Start of Input records

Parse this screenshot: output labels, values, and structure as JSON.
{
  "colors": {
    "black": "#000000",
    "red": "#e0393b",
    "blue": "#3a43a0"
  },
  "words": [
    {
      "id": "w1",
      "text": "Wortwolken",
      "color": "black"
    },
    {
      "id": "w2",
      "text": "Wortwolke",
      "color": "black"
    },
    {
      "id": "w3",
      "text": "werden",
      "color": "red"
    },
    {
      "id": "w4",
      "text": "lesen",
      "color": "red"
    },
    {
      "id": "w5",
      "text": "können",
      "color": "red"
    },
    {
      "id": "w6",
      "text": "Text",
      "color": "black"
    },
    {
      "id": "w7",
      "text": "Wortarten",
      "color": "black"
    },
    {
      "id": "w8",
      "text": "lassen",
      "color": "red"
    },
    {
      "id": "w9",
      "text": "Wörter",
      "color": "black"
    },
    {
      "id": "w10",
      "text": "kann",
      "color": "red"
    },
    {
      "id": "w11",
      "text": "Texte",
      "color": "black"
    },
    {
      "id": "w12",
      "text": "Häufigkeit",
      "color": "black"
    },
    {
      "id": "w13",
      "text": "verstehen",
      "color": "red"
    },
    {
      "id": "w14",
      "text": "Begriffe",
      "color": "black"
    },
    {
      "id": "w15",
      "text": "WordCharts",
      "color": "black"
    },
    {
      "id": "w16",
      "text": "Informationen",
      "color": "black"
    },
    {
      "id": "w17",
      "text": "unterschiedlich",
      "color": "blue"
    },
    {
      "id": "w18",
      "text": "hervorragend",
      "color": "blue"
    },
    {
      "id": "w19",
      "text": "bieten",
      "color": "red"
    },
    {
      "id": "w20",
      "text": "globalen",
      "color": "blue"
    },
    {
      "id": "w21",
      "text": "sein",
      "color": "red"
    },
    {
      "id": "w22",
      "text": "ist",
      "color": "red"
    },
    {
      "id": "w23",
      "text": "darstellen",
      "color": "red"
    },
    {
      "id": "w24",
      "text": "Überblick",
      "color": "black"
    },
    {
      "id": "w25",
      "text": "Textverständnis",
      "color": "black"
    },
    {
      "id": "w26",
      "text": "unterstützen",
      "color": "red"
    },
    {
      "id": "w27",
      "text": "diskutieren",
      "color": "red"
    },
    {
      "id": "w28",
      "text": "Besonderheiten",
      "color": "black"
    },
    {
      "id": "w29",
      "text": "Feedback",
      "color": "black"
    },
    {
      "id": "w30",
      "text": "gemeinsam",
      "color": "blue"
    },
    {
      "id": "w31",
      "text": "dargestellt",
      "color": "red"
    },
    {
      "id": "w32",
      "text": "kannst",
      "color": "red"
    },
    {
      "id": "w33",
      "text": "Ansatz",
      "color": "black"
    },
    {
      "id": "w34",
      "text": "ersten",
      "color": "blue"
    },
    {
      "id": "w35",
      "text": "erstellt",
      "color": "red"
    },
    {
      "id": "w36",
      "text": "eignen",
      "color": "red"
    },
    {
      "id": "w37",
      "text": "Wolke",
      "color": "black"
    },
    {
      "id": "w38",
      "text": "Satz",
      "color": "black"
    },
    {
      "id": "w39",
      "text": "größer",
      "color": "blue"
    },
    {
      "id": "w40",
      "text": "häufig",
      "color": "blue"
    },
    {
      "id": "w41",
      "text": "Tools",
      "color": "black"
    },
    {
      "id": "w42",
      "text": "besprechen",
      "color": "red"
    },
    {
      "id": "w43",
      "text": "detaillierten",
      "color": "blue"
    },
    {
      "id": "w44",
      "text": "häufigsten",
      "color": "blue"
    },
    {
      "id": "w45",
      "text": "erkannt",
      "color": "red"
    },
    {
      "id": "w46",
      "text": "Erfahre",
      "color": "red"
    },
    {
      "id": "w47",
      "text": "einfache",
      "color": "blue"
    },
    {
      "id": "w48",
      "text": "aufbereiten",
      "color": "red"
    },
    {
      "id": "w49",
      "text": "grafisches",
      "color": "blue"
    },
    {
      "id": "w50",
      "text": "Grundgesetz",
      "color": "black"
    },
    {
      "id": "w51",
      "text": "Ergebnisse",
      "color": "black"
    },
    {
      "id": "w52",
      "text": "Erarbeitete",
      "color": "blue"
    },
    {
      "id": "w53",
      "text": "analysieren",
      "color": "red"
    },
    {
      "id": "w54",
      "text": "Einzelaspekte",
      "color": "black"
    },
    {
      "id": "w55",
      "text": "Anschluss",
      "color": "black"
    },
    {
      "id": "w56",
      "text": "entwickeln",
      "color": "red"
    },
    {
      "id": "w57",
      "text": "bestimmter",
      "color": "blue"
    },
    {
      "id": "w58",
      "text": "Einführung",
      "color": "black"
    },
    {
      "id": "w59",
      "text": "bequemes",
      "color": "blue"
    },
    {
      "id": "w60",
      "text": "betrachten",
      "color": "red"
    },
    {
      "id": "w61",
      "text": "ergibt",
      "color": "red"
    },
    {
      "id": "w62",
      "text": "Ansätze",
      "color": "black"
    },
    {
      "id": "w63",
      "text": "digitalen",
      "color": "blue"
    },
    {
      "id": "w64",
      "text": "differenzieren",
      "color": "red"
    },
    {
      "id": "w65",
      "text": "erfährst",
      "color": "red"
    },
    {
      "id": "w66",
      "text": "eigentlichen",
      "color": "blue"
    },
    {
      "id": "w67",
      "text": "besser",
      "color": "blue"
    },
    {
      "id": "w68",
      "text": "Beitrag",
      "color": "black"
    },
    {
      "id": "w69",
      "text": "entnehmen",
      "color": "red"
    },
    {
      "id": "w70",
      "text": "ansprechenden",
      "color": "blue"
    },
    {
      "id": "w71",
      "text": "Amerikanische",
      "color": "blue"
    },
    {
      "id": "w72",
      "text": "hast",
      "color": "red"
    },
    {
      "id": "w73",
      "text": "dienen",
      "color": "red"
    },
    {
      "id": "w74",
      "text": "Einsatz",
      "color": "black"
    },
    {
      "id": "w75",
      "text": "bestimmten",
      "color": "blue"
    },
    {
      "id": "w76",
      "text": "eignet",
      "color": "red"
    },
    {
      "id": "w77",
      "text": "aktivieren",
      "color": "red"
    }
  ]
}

End of Input records

* What is asked *
Repeat the material above in full, keeping every word.

* Solution *
Parse this screenshot: output labels, values, and structure as JSON.
{
  "colors": {
    "black": "#000000",
    "red": "#e0393b",
    "blue": "#3a43a0"
  },
  "words": [
    {
      "id": "w1",
      "text": "Wortwolken",
      "color": "black"
    },
    {
      "id": "w2",
      "text": "Wortwolke",
      "color": "black"
    },
    {
      "id": "w3",
      "text": "werden",
      "color": "red"
    },
    {
      "id": "w4",
      "text": "lesen",
      "color": "red"
    },
    {
      "id": "w5",
      "text": "können",
      "color": "red"
    },
    {
      "id": "w6",
      "text": "Text",
      "color": "black"
    },
    {
      "id": "w7",
      "text": "Wortarten",
      "color": "black"
    },
    {
      "id": "w8",
      "text": "lassen",
      "color": "red"
    },
    {
      "id": "w9",
      "text": "Wörter",
      "color": "black"
    },
    {
      "id": "w10",
      "text": "kann",
      "color": "red"
    },
    {
      "id": "w11",
      "text": "Texte",
      "color": "black"
    },
    {
      "id": "w12",
      "text": "Häufigkeit",
      "color": "black"
    },
    {
      "id": "w13",
      "text": "verstehen",
      "color": "red"
    },
    {
      "id": "w14",
      "text": "Begriffe",
      "color": "black"
    },
    {
      "id": "w15",
      "text": "WordCharts",
      "color": "black"
    },
    {
      "id": "w16",
      "text": "Informationen",
      "color": "black"
    },
    {
      "id": "w17",
      "text": "unterschiedlich",
      "color": "blue"
    },
    {
      "id": "w18",
      "text": "hervorragend",
      "color": "blue"
    },
    {
      "id": "w19",
      "text": "bieten",
      "color": "red"
    },
    {
      "id": "w20",
      "text": "globalen",
      "color": "blue"
    },
    {
      "id": "w21",
      "text": "sein",
      "color": "red"
    },
    {
      "id": "w22",
      "text": "ist",
      "color": "red"
    },
    {
      "id": "w23",
      "text": "darstellen",
      "color": "red"
    },
    {
      "id": "w24",
      "text": "Überblick",
      "color": "black"
    },
    {
      "id": "w25",
      "text": "Textverständnis",
      "color": "black"
    },
    {
      "id": "w26",
      "text": "unterstützen",
      "color": "red"
    },
    {
      "id": "w27",
      "text": "diskutieren",
      "color": "red"
    },
    {
      "id": "w28",
      "text": "Besonderheiten",
      "color": "black"
    },
    {
      "id": "w29",
      "text": "Feedback",
      "color": "black"
    },
    {
      "id": "w30",
      "text": "gemeinsam",
      "color": "blue"
    },
    {
      "id": "w31",
      "text": "dargestellt",
      "color": "red"
    },
    {
      "id": "w32",
      "text": "kannst",
      "color": "red"
    },
    {
      "id": "w33",
      "text": "Ansatz",
      "color": "black"
    },
    {
      "id": "w34",
      "text": "ersten",
      "color": "blue"
    },
    {
      "id": "w35",
      "text": "erstellt",
      "color": "red"
    },
    {
      "id": "w36",
      "text": "eignen",
      "color": "red"
    },
    {
      "id": "w37",
      "text": "Wolke",
      "color": "black"
    },
    {
      "id": "w38",
      "text": "Satz",
      "color": "black"
    },
    {
      "id": "w39",
      "text": "größer",
      "color": "blue"
    },
    {
      "id": "w40",
      "text": "häufig",
      "color": "blue"
    },
    {
      "id": "w41",
      "text": "Tools",
      "color": "black"
    },
    {
      "id": "w42",
      "text": "besprechen",
      "color": "red"
    },
    {
      "id": "w43",
      "text": "detaillierten",
      "color": "blue"
    },
    {
      "id": "w44",
      "text": "häufigsten",
      "color": "blue"
    },
    {
      "id": "w45",
      "text": "erkannt",
      "color": "red"
    },
    {
      "id": "w46",
      "text": "Erfahre",
      "color": "red"
    },
    {
      "id": "w47",
      "text": "einfache",
      "color": "blue"
    },
    {
      "id": "w48",
      "text": "aufbereiten",
      "color": "red"
    },
    {
      "id": "w49",
      "text": "grafisches",
      "color": "blue"
    },
    {
      "id": "w50",
      "text": "Grundgesetz",
      "color": "black"
    },
    {
      "id": "w51",
      "text": "Ergebnisse",
      "color": "black"
    },
    {
      "id": "w52",
      "text": "Erarbeitete",
      "color": "blue"
    },
    {
      "id": "w53",
      "text": "analysieren",
      "color": "red"
    },
    {
      "id": "w54",
      "text": "Einzelaspekte",
      "color": "black"
    },
    {
      "id": "w55",
      "text": "Anschluss",
      "color": "black"
    },
    {
      "id": "w56",
      "text": "entwickeln",
      "color": "red"
    },
    {
      "id": "w57",
      "text": "bestimmter",
      "color": "blue"
    },
    {
      "id": "w58",
      "text": "Einführung",
      "color": "black"
    },
    {
      "id": "w59",
      "text": "bequemes",
      "color": "blue"
    },
    {
      "id": "w60",
      "text": "betrachten",
      "color": "red"
    },
    {
      "id": "w61",
      "text": "ergibt",
      "color": "red"
    },
    {
      "id": "w62",
      "text": "Ansätze",
      "color": "black"
    },
    {
      "id": "w63",
      "text": "digitalen",
      "color": "blue"
    },
    {
      "id": "w64",
      "text": "differenzieren",
      "color": "red"
    },
    {
      "id": "w65",
      "text": "erfährst",
      "color": "red"
    },
    {
      "id": "w66",
      "text": "eigentlichen",
      "color": "blue"
    },
    {
      "id": "w67",
      "text": "besser",
      "color": "blue"
    },
    {
      "id": "w68",
      "text": "Beitrag",
      "color": "black"
    },
    {
      "id": "w69",
      "text": "entnehmen",
      "color": "red"
    },
    {
      "id": "w70",
      "text": "ansprechenden",
      "color": "blue"
    },
    {
      "id": "w71",
      "text": "Amerikanische",
      "color": "blue"
    },
    {
      "id": "w72",
      "text": "hast",
      "color": "red"
    },
    {
      "id": "w73",
      "text": "dienen",
      "color": "red"
    },
    {
      "id": "w74",
      "text": "Einsatz",
      "color": "black"
    },
    {
      "id": "w75",
      "text": "bestimmten",
      "color": "blue"
    },
    {
      "id": "w76",
      "text": "eignet",
      "color": "red"
    },
    {
      "id": "w77",
      "text": "aktivieren",
      "color": "red"
    }
  ]
}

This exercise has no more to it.